[Dataset items]
•••
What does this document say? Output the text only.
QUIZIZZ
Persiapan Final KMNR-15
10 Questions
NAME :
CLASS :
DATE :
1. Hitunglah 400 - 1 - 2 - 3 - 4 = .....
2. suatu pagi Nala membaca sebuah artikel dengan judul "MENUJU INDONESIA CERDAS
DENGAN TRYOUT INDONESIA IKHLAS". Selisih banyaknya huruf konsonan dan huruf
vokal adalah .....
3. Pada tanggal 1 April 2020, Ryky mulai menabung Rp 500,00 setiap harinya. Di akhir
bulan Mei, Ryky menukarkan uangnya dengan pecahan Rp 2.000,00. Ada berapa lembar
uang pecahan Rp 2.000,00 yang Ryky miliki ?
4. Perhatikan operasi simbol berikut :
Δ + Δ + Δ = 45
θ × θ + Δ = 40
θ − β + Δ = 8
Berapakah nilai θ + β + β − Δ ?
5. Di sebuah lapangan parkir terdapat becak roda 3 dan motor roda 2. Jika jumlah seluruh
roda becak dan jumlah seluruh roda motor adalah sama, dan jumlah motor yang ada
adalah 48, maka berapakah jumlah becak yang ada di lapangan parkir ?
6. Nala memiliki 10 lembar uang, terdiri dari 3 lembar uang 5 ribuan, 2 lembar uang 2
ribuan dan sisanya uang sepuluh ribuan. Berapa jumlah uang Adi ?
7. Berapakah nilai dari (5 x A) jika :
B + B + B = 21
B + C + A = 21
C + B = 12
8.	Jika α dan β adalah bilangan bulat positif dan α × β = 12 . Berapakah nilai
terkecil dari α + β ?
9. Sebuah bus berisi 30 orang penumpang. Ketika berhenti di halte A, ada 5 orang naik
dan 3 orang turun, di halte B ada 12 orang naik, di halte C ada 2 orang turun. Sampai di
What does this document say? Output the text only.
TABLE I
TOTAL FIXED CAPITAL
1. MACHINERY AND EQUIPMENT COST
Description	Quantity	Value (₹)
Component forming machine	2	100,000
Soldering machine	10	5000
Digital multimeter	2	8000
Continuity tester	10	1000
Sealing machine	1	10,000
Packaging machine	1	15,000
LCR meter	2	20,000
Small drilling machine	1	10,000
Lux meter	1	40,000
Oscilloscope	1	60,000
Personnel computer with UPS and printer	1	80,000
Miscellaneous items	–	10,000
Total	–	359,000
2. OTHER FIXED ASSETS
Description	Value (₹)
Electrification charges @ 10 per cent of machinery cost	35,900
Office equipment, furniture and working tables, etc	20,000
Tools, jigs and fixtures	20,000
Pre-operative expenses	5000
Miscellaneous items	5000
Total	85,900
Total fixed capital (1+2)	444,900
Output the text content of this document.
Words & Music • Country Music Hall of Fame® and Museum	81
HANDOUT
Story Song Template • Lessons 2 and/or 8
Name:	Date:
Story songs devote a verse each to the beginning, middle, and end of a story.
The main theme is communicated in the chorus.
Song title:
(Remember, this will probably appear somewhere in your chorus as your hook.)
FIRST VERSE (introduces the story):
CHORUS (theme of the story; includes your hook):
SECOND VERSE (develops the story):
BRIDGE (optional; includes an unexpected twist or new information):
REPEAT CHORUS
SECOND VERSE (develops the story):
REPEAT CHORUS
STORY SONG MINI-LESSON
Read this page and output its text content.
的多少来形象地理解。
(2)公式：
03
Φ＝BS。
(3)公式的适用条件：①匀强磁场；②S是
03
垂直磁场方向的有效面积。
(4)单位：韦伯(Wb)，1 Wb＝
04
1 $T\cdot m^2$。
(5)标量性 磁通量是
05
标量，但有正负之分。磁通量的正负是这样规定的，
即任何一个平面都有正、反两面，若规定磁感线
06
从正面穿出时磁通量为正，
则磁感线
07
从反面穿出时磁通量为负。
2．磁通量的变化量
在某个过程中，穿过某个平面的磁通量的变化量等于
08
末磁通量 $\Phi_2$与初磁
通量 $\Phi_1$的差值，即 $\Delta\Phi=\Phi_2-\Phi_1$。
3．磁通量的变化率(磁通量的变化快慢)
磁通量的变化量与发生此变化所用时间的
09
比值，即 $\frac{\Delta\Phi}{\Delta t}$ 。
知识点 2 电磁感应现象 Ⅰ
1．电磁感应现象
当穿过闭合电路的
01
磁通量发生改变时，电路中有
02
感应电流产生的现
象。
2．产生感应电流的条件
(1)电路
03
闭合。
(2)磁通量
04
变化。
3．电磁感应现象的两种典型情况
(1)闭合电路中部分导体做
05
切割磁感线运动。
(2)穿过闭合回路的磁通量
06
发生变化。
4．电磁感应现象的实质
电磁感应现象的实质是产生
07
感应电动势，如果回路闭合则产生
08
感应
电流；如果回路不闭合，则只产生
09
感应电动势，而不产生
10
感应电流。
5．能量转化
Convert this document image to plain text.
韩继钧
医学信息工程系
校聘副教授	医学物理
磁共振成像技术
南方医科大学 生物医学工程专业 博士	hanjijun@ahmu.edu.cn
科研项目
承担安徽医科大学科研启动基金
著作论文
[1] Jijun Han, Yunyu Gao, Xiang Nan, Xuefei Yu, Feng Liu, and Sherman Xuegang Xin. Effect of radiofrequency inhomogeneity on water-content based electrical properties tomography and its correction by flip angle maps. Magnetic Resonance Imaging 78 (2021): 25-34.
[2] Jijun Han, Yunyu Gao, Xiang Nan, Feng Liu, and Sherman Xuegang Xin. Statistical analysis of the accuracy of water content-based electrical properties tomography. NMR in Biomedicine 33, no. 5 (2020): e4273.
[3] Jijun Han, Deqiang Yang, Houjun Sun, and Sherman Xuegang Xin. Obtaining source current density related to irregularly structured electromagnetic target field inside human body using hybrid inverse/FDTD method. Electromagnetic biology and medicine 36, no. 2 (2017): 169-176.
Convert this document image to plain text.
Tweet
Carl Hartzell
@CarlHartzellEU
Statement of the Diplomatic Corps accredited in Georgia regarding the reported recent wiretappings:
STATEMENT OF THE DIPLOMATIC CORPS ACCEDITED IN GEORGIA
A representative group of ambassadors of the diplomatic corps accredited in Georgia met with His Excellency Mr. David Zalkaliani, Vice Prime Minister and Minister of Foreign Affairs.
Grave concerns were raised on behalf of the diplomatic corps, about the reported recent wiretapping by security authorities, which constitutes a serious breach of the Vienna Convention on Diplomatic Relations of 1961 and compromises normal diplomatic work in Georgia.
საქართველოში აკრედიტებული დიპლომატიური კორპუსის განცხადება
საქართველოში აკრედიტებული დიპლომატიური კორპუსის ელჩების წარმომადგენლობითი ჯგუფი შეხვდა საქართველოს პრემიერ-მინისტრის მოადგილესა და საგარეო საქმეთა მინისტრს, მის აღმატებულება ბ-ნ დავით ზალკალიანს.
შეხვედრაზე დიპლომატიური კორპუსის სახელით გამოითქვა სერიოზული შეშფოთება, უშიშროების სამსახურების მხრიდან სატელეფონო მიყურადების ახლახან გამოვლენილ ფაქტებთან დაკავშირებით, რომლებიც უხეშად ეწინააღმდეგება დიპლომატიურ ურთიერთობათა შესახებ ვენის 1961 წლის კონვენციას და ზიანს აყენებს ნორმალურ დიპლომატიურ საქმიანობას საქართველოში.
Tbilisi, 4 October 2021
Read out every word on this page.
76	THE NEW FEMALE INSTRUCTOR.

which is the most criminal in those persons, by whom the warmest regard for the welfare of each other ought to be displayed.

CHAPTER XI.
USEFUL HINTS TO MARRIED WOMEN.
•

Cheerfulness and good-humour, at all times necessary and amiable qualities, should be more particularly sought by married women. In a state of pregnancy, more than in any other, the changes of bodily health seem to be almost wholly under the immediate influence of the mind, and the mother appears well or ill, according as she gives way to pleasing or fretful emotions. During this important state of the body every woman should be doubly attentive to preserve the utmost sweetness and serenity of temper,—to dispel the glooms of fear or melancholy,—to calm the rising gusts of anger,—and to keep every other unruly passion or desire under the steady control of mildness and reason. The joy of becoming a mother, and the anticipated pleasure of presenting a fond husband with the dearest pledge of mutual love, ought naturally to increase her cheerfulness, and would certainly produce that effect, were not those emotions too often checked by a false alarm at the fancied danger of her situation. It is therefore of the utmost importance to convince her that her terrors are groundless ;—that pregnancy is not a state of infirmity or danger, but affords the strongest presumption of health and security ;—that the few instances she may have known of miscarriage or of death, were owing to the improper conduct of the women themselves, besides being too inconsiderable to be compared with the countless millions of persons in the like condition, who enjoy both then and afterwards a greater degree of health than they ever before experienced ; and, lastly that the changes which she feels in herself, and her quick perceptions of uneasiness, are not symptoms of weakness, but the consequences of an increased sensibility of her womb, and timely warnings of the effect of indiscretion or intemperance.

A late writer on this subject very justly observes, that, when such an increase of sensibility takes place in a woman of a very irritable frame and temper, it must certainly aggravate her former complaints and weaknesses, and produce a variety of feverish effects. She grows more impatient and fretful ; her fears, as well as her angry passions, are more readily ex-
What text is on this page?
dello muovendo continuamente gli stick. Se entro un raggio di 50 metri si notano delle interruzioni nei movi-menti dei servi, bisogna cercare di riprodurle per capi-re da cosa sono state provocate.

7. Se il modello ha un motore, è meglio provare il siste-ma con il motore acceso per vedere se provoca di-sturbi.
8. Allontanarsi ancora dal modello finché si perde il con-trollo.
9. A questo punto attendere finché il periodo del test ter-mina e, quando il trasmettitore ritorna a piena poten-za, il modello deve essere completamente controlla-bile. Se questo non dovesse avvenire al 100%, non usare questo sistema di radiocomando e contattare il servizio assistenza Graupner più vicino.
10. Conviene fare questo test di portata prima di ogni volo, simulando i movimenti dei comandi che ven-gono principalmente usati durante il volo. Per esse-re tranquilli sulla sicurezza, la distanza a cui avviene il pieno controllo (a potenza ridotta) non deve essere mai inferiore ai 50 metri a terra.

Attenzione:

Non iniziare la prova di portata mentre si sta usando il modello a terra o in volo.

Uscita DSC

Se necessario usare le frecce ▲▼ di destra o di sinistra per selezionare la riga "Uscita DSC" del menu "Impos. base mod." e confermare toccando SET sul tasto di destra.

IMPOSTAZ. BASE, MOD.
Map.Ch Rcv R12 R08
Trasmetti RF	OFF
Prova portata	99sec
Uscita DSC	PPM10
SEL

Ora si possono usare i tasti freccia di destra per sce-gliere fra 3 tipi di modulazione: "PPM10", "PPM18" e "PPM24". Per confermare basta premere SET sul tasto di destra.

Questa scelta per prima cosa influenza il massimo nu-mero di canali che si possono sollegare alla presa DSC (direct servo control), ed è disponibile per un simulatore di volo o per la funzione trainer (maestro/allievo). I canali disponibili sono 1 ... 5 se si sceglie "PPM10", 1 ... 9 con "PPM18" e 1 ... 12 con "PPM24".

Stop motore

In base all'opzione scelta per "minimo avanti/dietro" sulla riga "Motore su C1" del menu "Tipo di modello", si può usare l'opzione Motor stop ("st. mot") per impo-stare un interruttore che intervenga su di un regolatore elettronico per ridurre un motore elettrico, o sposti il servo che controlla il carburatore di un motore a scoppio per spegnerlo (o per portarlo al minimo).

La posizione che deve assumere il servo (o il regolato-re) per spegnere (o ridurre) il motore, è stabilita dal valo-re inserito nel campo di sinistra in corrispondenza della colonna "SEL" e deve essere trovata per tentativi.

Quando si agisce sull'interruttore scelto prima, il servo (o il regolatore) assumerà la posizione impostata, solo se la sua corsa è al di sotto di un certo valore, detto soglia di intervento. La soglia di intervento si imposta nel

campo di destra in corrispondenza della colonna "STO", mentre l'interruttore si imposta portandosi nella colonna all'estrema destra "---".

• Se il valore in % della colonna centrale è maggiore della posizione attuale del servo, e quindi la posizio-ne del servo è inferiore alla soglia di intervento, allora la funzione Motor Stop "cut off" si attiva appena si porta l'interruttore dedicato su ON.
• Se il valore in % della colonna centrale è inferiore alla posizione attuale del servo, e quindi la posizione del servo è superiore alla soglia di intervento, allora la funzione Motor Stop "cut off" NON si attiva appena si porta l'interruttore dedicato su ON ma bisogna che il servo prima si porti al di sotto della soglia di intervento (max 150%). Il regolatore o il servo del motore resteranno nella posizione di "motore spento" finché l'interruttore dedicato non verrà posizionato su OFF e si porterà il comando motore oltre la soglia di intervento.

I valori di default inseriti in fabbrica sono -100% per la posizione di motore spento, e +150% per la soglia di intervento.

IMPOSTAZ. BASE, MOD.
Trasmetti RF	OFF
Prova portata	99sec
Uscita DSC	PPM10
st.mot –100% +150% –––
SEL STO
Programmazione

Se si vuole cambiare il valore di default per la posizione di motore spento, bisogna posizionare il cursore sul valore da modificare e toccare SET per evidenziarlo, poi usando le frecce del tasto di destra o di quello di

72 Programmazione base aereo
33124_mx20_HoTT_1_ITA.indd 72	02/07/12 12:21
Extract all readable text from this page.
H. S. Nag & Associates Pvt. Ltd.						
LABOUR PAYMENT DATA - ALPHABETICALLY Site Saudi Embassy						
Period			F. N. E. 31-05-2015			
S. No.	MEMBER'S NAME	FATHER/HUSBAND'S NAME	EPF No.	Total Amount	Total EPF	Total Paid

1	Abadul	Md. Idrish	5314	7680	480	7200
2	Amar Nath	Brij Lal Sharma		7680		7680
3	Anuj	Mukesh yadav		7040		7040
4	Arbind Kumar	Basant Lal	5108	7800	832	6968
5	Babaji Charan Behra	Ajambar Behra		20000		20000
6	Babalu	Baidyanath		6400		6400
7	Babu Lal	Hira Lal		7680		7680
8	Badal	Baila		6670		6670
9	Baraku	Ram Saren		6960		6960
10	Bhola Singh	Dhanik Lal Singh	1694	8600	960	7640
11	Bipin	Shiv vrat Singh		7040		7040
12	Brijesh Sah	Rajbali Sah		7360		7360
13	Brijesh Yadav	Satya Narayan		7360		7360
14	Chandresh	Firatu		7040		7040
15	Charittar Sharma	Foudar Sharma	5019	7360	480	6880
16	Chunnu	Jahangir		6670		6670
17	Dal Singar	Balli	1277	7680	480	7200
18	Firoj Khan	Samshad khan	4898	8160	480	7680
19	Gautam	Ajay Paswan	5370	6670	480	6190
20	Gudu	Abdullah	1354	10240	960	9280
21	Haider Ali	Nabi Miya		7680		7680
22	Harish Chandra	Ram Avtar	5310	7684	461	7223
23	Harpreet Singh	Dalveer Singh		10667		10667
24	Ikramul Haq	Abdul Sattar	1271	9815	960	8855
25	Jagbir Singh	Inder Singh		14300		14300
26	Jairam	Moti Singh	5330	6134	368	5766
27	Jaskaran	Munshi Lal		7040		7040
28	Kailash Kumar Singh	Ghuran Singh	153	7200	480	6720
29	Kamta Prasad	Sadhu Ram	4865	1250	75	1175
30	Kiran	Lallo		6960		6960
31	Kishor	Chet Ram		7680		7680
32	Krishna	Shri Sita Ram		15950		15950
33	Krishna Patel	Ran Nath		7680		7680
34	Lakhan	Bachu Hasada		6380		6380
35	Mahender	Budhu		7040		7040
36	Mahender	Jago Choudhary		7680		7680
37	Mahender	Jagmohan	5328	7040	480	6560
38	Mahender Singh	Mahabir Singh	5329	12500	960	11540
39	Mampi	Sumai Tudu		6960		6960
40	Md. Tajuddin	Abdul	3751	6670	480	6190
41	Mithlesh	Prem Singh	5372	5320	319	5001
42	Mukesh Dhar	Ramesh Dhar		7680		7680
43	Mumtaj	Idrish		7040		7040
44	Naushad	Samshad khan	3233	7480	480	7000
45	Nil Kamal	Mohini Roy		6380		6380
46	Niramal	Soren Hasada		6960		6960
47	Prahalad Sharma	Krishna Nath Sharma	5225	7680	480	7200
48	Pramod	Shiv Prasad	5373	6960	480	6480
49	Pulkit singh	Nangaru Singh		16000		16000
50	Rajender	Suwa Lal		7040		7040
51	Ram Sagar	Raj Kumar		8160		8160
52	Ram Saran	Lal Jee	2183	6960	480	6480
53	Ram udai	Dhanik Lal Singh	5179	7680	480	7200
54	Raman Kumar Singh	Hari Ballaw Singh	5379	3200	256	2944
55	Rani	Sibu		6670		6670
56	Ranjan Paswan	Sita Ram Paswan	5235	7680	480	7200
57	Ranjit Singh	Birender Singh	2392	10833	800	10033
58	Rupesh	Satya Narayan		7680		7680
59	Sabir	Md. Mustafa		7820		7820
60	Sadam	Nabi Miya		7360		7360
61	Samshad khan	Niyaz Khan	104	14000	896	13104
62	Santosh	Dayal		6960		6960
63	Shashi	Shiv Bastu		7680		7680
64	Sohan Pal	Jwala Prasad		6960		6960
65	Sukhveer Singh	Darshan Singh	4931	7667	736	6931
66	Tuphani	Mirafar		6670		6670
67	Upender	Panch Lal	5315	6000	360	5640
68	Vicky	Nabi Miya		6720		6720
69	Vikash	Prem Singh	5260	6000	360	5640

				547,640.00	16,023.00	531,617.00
•••
# [What to produce]
Pull every line containing "persons" out of the records.

# [Result for this exercise]
which is the most criminal in those persons, by whom the warmest regard for the welfare of each other ought to be displayed.
Cheerfulness and good-humour, at all times necessary and amiable qualities, should be more particularly sought by married women. In a state of pregnancy, more than in any other, the changes of bodily health seem to be almost wholly under the immediate influence of the mind, and the mother appears well or ill, according as she gives way to pleasing or fretful emotions. During this important state of the body every woman should be doubly attentive to preserve the utmost sweetness and serenity of temper,—to dispel the glooms of fear or melancholy,—to calm the rising gusts of anger,—and to keep every other unruly passion or desire under the steady control of mildness and reason. The joy of becoming a mother, and the anticipated pleasure of presenting a fond husband with the dearest pledge of mutual love, ought naturally to increase her cheerfulness, and would certainly produce that effect, were not those emotions too often checked by a false alarm at the fancied danger of her situation. It is therefore of the utmost importance to convince her that her terrors are groundless ;—that pregnancy is not a state of infirmity or danger, but affords the strongest presumption of health and security ;—that the few instances she may have known of miscarriage or of death, were owing to the improper conduct of the women themselves, besides being too inconsiderable to be compared with the countless millions of persons in the like condition, who enjoy both then and afterwards a greater degree of health than they ever before experienced ; and, lastly that the changes which she feels in herself, and her quick perceptions of uneasiness, are not symptoms of weakness, but the consequences of an increased sensibility of her womb, and timely warnings of the effect of indiscretion or intemperance.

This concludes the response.